> [Work to do]:
Show every line where "type" occurs.

> [Task material]:
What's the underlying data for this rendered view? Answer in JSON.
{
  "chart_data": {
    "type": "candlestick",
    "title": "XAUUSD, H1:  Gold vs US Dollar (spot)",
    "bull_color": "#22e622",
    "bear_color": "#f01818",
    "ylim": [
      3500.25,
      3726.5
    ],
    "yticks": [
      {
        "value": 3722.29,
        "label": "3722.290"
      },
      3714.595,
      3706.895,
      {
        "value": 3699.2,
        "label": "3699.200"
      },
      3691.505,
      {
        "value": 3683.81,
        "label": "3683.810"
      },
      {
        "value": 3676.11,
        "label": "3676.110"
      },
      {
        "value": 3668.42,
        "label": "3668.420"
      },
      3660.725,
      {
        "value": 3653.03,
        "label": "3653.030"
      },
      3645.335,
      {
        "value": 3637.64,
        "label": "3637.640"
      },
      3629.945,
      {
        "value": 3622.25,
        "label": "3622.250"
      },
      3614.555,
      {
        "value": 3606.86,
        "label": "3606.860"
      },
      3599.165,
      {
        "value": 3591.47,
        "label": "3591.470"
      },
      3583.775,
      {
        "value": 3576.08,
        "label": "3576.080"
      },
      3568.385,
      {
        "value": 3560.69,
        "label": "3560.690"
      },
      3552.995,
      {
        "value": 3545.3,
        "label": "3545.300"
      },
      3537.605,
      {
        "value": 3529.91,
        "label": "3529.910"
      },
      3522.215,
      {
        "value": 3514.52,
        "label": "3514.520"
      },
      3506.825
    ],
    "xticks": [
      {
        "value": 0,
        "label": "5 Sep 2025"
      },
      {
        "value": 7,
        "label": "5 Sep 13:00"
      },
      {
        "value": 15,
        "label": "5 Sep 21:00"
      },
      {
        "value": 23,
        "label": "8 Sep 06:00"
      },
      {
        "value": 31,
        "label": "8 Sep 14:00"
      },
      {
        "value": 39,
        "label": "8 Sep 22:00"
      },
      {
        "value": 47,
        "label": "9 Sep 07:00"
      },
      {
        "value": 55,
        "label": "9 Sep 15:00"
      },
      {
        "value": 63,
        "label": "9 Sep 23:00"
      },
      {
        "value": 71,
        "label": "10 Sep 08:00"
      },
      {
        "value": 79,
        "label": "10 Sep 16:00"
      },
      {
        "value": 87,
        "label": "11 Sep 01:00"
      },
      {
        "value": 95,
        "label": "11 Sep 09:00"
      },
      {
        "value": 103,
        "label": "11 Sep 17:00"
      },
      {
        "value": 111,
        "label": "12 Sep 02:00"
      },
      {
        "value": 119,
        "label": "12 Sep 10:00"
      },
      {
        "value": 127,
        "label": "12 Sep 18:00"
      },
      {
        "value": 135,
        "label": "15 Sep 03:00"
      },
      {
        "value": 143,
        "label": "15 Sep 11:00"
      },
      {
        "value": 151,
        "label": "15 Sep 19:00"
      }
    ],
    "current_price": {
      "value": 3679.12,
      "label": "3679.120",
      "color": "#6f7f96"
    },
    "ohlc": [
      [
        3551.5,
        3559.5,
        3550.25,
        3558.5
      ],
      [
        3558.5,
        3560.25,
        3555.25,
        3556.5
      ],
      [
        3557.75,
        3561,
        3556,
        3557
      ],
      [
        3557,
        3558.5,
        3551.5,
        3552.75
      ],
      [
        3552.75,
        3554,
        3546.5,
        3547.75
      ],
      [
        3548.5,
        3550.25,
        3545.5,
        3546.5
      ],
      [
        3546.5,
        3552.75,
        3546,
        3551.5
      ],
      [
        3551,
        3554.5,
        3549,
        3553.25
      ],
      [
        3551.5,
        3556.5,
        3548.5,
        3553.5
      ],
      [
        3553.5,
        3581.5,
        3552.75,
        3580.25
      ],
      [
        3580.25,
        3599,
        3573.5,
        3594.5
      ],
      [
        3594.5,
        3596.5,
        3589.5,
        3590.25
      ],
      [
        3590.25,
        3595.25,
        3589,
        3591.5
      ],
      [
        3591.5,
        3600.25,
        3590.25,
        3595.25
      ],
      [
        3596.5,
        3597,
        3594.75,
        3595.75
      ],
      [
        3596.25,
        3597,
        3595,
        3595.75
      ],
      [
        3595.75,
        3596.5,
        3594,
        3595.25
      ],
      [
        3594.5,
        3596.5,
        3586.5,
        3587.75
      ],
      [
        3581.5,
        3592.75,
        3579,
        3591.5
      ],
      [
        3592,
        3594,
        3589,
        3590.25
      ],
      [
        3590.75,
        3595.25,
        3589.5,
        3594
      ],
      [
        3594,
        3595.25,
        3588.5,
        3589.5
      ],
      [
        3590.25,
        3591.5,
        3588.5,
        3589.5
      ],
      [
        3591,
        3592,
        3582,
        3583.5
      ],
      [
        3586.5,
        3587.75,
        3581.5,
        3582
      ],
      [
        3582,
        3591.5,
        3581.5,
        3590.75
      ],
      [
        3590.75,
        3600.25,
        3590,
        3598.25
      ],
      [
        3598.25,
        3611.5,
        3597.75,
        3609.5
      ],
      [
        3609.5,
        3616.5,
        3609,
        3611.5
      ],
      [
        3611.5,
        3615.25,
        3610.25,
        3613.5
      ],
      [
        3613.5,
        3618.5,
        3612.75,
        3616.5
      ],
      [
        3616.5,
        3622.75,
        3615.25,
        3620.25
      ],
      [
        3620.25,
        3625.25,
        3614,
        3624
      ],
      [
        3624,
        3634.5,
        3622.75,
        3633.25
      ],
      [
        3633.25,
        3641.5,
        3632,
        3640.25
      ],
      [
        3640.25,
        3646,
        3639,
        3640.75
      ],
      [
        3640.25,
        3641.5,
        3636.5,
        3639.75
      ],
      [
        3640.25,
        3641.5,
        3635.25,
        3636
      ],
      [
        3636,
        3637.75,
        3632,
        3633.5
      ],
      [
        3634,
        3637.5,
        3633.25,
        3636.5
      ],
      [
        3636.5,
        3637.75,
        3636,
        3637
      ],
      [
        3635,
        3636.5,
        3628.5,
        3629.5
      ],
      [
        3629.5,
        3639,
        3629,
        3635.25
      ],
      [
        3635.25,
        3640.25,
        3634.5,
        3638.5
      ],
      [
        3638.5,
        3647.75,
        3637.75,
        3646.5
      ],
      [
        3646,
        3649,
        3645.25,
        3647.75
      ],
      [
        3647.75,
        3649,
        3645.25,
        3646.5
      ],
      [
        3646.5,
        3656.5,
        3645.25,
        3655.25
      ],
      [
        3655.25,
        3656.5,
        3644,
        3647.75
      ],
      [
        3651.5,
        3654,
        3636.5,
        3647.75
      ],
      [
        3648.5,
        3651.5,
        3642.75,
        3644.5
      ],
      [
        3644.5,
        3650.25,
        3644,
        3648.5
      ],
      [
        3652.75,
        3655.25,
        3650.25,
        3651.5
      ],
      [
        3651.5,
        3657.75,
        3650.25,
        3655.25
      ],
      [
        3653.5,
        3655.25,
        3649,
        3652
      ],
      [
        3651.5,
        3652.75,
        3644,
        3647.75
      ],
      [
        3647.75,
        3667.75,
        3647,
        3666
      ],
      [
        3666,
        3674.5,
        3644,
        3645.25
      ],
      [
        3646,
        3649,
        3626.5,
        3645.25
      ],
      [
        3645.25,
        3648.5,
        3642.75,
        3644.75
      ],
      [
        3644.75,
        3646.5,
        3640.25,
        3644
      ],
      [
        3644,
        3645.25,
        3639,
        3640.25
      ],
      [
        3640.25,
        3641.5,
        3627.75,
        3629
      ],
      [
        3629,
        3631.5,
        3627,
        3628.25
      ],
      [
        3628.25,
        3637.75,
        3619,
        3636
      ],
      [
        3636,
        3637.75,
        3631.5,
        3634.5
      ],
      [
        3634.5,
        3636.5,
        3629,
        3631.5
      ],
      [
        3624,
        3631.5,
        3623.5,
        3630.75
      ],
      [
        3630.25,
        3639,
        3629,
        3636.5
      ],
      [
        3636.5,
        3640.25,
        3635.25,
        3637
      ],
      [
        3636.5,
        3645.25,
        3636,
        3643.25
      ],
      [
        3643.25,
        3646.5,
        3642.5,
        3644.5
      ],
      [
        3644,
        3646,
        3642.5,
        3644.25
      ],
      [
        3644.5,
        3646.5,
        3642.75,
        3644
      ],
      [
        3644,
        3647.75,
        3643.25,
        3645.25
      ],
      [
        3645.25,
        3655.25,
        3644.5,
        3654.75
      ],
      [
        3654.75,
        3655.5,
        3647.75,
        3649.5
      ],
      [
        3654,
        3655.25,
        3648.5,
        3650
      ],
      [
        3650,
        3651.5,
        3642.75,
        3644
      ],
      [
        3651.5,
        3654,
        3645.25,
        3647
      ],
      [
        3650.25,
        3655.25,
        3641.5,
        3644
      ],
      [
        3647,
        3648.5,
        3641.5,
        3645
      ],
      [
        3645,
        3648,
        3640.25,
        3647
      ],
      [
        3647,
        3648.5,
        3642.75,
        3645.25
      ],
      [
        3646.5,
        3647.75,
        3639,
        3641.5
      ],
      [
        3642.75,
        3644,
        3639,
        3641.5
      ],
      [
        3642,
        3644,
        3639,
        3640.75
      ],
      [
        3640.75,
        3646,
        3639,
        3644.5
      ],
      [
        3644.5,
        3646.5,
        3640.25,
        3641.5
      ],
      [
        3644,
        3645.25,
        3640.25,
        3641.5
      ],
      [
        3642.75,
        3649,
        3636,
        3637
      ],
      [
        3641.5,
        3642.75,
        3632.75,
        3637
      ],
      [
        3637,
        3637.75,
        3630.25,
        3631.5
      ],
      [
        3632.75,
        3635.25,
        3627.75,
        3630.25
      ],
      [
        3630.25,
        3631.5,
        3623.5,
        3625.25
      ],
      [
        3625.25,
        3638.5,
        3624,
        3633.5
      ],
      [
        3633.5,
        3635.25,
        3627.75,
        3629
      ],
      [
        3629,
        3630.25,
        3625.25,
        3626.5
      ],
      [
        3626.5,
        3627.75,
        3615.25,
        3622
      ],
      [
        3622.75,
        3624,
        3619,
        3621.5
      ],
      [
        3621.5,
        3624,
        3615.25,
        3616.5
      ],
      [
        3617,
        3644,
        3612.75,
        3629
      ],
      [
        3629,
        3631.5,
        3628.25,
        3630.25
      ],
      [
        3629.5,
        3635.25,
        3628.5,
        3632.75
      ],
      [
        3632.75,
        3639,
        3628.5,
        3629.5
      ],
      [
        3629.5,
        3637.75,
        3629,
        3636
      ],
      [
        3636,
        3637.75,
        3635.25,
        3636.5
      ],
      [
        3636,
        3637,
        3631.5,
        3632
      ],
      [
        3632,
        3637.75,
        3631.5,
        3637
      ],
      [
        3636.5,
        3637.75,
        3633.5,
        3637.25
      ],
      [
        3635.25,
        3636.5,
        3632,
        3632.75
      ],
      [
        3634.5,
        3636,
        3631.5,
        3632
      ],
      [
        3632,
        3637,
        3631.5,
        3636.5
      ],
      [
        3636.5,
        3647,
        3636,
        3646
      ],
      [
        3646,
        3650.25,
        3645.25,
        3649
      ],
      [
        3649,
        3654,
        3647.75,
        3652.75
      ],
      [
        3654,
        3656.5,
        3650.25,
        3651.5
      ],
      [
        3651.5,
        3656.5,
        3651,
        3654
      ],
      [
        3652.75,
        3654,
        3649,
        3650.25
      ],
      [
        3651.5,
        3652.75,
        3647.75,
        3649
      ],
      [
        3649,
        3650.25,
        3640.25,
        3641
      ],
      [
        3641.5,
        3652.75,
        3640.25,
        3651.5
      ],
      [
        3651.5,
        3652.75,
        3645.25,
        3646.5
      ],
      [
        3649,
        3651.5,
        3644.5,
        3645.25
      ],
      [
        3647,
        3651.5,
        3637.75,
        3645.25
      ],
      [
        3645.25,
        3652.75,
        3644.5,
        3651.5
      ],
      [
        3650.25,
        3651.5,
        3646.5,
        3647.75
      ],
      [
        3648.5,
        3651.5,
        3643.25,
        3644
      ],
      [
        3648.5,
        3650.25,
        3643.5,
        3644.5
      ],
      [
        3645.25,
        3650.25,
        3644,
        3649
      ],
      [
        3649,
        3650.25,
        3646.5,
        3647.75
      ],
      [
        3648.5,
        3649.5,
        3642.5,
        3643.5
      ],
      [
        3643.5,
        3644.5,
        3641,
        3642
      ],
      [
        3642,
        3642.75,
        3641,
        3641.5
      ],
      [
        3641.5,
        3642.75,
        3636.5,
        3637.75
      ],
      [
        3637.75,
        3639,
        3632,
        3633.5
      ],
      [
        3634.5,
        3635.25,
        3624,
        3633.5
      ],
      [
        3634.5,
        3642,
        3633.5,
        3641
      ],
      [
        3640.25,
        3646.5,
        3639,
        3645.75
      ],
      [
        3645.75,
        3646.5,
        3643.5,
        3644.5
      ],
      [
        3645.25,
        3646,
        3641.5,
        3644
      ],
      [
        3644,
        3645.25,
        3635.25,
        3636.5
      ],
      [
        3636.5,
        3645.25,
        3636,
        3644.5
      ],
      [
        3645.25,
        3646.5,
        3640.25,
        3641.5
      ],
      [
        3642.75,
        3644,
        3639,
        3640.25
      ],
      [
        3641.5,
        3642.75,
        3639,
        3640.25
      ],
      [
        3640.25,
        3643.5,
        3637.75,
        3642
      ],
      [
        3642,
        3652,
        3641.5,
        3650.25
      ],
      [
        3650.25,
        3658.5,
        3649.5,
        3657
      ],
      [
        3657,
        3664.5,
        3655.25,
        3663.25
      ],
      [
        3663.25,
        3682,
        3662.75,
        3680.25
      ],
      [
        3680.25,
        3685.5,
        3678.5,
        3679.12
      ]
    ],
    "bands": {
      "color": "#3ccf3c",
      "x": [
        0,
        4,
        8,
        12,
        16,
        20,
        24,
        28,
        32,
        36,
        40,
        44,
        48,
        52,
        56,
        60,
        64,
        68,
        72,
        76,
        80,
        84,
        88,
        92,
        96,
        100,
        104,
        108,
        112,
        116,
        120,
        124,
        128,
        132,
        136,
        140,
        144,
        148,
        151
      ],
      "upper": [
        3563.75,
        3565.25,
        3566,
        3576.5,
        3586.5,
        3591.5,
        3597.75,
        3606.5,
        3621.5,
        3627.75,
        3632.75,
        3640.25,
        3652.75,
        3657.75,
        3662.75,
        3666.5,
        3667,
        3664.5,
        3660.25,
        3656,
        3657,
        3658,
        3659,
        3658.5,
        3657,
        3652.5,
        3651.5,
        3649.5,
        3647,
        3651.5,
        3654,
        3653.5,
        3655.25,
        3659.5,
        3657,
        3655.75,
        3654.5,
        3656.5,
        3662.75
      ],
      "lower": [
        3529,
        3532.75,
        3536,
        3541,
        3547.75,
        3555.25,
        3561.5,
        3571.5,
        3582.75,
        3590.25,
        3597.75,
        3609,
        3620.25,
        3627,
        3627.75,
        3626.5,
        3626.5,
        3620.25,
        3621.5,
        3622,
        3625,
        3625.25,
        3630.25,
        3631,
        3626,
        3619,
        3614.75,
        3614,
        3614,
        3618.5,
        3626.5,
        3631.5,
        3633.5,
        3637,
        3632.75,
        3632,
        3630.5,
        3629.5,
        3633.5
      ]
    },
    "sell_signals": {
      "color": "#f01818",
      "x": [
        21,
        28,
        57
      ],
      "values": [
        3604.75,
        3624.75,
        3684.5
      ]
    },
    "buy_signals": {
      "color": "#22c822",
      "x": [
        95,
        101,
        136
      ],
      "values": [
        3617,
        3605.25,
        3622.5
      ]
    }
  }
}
* * *
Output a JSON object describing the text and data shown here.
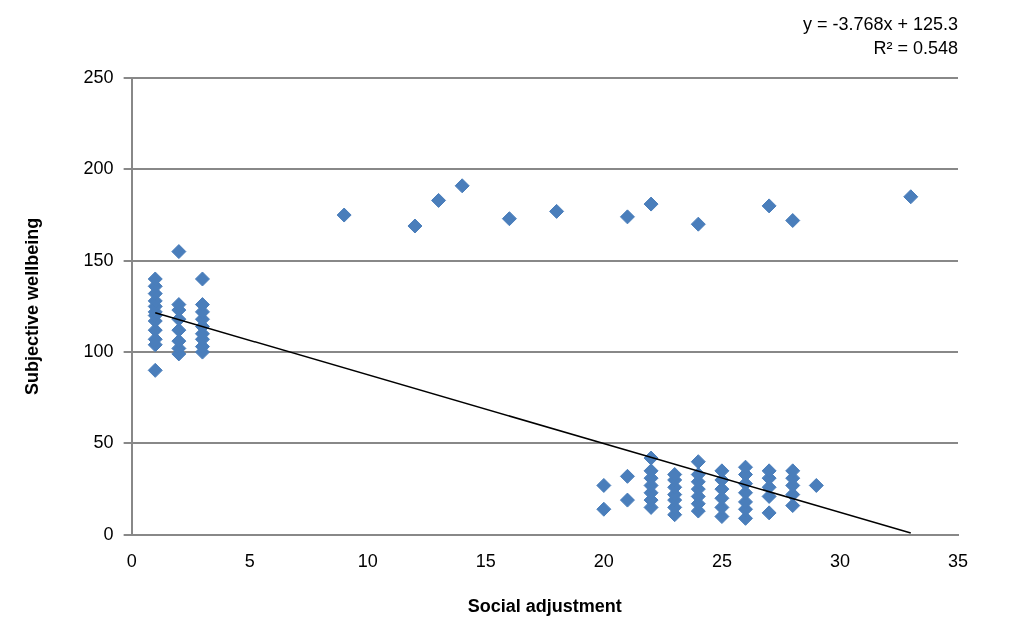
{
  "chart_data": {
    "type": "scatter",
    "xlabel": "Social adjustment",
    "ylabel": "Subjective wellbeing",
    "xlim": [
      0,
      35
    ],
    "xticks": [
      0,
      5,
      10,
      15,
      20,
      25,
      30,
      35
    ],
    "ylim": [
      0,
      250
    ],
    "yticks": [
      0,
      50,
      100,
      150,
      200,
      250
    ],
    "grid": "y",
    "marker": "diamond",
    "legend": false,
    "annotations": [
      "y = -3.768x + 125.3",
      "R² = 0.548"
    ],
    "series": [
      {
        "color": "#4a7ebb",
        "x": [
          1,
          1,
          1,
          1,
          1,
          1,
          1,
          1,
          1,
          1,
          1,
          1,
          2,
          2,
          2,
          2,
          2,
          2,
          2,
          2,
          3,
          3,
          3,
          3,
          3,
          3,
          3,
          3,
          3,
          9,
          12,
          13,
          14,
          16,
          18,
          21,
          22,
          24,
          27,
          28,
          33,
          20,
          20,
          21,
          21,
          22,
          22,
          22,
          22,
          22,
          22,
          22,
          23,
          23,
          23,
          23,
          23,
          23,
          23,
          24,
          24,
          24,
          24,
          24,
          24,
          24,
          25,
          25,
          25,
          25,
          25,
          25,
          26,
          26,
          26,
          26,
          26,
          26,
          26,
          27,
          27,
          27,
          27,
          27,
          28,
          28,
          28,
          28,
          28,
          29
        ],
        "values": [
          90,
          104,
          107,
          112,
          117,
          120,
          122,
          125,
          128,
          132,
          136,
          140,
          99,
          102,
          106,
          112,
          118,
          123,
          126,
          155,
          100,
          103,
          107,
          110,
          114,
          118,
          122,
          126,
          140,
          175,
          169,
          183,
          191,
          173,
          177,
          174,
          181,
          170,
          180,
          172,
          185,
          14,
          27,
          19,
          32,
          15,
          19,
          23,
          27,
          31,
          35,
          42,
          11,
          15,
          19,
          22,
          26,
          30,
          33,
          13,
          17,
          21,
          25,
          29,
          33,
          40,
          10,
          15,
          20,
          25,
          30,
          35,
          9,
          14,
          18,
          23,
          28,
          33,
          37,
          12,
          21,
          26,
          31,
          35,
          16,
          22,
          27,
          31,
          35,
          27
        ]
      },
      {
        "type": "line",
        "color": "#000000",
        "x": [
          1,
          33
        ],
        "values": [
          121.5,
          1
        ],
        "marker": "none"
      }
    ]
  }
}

> [Exercise response]:
    "type": "candlestick",
    "type": "scatter",
        "type": "line",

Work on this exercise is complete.